Count every line that holds the string "renumber", then give that number alone.

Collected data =
○ ○ ○ ○ ○ ○ ○

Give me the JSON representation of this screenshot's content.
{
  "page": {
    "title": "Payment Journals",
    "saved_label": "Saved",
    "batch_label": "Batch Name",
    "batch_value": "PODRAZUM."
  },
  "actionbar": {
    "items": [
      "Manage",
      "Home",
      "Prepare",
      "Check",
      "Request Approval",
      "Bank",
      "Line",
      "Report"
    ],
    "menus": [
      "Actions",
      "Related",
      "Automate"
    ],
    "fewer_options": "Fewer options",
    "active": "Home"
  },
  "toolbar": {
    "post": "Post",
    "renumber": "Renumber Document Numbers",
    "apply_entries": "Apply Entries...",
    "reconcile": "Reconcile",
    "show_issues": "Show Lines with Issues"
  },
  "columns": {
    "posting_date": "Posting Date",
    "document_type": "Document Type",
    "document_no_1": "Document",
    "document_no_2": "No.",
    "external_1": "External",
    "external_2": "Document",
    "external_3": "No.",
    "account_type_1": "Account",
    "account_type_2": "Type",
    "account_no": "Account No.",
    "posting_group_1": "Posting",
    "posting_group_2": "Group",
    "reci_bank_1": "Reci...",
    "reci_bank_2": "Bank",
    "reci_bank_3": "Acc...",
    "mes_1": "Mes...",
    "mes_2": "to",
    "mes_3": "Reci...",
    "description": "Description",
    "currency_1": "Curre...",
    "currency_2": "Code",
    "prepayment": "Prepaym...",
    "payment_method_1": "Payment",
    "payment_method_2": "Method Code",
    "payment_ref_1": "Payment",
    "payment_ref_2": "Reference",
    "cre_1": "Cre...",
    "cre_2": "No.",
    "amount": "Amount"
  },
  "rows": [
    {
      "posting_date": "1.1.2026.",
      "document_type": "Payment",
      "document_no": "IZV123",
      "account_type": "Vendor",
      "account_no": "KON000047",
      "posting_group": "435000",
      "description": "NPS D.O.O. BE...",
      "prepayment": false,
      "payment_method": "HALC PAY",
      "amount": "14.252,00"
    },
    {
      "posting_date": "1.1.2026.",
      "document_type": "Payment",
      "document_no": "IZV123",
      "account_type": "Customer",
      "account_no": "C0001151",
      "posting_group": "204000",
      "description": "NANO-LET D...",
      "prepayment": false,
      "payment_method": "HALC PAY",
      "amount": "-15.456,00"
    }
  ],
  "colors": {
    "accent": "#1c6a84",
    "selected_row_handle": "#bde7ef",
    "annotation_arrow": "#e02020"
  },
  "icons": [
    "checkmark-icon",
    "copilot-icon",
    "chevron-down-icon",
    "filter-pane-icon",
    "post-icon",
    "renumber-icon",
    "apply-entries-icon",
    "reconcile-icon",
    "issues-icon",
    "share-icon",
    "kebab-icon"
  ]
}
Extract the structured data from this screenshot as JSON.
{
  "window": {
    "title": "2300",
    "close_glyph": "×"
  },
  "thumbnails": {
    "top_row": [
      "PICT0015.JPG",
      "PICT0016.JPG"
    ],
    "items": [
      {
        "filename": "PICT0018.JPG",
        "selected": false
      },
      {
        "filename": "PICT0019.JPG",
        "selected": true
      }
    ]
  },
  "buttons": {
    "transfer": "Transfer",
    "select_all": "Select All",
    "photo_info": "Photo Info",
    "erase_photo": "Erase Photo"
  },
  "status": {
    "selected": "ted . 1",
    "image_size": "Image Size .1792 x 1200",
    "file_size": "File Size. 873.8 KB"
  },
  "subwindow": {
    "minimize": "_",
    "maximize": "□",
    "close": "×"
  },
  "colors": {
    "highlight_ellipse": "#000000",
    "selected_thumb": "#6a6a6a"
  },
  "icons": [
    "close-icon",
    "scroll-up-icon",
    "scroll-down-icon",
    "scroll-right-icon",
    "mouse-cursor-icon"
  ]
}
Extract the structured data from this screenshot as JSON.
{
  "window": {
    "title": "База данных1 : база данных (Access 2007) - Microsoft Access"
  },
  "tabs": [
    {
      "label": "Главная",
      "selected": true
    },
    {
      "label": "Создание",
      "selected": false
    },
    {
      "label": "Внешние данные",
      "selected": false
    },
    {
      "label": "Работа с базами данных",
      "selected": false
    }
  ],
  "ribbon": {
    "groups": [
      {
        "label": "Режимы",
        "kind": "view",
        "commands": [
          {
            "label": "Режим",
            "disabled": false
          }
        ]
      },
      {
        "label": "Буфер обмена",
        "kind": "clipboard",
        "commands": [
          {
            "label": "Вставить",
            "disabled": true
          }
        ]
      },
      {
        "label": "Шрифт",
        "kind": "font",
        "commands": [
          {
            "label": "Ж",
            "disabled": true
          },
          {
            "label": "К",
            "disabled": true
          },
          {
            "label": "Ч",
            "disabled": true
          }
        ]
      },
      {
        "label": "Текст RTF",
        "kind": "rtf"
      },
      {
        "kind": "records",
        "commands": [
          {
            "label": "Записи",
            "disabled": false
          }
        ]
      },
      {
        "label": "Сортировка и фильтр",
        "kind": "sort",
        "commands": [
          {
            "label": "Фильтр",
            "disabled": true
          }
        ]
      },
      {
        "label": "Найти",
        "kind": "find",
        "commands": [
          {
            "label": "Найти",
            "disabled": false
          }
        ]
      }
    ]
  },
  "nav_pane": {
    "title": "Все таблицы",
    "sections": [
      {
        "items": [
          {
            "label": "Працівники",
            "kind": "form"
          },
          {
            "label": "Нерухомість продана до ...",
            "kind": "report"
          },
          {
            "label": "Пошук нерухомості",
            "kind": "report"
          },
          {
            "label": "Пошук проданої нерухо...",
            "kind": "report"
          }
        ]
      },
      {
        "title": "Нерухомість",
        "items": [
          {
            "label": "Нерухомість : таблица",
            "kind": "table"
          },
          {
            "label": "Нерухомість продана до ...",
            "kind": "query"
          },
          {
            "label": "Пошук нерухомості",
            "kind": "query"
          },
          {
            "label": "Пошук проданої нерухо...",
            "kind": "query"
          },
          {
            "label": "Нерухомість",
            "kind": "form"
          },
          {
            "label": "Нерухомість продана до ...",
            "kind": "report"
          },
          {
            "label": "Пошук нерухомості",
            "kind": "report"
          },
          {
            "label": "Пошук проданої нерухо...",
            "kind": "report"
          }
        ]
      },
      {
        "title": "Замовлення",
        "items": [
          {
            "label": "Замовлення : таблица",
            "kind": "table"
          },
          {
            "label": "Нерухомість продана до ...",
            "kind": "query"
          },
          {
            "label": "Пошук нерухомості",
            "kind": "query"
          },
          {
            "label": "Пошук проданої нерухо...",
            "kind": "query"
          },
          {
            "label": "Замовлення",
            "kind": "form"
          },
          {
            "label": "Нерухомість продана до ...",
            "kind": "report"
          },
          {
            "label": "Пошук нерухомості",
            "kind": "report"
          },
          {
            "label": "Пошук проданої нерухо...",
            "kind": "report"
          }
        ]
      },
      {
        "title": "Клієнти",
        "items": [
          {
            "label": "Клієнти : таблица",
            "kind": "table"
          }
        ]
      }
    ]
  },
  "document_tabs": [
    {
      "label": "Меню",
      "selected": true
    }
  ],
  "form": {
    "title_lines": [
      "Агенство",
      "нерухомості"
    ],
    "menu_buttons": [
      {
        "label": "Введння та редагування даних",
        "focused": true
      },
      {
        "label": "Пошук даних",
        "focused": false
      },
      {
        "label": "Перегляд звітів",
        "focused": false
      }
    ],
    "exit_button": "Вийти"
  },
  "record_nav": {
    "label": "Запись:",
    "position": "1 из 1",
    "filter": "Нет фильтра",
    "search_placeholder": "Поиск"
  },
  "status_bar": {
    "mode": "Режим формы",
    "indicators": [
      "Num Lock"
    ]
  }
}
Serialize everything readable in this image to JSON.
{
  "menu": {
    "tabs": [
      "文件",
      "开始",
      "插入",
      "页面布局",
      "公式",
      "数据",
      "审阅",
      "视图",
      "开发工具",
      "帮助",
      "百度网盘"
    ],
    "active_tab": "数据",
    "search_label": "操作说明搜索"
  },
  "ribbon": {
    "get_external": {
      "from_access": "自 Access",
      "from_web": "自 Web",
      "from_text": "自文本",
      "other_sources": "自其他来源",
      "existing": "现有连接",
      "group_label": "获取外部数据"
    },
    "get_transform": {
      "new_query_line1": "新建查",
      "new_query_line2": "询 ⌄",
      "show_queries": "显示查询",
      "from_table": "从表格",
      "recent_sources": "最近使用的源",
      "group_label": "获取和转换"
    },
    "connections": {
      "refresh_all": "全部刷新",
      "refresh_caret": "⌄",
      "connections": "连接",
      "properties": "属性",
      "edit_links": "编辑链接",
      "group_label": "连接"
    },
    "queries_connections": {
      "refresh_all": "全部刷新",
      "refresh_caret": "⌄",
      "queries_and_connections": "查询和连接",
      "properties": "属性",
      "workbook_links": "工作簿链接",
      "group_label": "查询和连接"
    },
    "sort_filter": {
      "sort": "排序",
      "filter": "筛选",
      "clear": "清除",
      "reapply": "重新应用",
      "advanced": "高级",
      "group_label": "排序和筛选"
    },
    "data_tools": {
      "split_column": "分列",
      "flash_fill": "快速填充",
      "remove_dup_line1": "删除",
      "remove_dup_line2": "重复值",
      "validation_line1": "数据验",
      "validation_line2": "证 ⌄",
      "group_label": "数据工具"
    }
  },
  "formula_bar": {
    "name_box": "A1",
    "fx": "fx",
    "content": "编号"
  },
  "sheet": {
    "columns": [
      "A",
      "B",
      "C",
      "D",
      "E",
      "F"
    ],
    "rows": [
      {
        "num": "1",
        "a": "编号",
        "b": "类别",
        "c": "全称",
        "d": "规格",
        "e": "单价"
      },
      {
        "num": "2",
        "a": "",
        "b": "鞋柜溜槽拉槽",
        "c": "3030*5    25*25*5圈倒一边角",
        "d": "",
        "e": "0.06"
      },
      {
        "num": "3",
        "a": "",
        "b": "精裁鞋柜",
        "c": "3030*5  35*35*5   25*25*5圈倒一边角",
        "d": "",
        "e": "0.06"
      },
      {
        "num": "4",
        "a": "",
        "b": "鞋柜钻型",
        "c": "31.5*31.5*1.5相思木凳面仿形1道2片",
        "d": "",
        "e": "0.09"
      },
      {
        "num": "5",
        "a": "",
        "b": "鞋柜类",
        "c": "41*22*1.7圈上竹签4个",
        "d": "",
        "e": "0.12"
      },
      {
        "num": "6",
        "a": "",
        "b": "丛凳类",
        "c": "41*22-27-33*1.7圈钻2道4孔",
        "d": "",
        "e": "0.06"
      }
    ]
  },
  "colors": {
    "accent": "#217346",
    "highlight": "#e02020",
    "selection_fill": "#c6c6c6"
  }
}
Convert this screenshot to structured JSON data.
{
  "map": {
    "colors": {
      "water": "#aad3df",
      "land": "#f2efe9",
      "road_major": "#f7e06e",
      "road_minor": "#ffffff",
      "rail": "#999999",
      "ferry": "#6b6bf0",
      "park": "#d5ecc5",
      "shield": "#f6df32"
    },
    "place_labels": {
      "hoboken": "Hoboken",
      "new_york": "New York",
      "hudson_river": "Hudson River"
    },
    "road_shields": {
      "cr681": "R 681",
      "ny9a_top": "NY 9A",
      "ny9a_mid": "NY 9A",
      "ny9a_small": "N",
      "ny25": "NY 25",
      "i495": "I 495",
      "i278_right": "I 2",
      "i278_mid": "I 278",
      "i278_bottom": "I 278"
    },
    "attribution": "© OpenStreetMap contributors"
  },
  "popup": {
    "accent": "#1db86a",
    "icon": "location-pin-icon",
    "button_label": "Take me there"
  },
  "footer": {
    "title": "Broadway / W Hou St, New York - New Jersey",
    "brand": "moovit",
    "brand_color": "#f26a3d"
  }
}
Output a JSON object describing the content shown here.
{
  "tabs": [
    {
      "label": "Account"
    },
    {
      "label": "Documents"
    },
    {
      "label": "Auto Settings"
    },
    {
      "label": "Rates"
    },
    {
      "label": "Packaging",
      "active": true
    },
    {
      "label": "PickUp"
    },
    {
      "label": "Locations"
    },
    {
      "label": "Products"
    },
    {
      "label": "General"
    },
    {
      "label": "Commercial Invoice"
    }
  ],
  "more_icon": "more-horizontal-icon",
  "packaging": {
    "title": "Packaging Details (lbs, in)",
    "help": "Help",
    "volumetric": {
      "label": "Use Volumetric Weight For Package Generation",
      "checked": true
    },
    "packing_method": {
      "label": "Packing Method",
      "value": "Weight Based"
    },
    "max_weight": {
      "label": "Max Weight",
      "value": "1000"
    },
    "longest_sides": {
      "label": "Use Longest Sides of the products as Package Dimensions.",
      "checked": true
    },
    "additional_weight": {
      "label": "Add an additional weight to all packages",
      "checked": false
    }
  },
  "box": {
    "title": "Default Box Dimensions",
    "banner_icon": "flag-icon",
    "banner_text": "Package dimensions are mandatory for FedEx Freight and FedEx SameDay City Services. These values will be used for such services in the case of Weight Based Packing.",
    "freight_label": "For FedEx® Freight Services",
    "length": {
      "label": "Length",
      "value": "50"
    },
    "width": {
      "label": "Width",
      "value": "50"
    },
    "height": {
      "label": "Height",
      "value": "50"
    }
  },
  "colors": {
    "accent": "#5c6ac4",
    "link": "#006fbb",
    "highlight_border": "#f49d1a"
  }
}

○ ○ ○ ○ ○ ○ ○

The solution = 2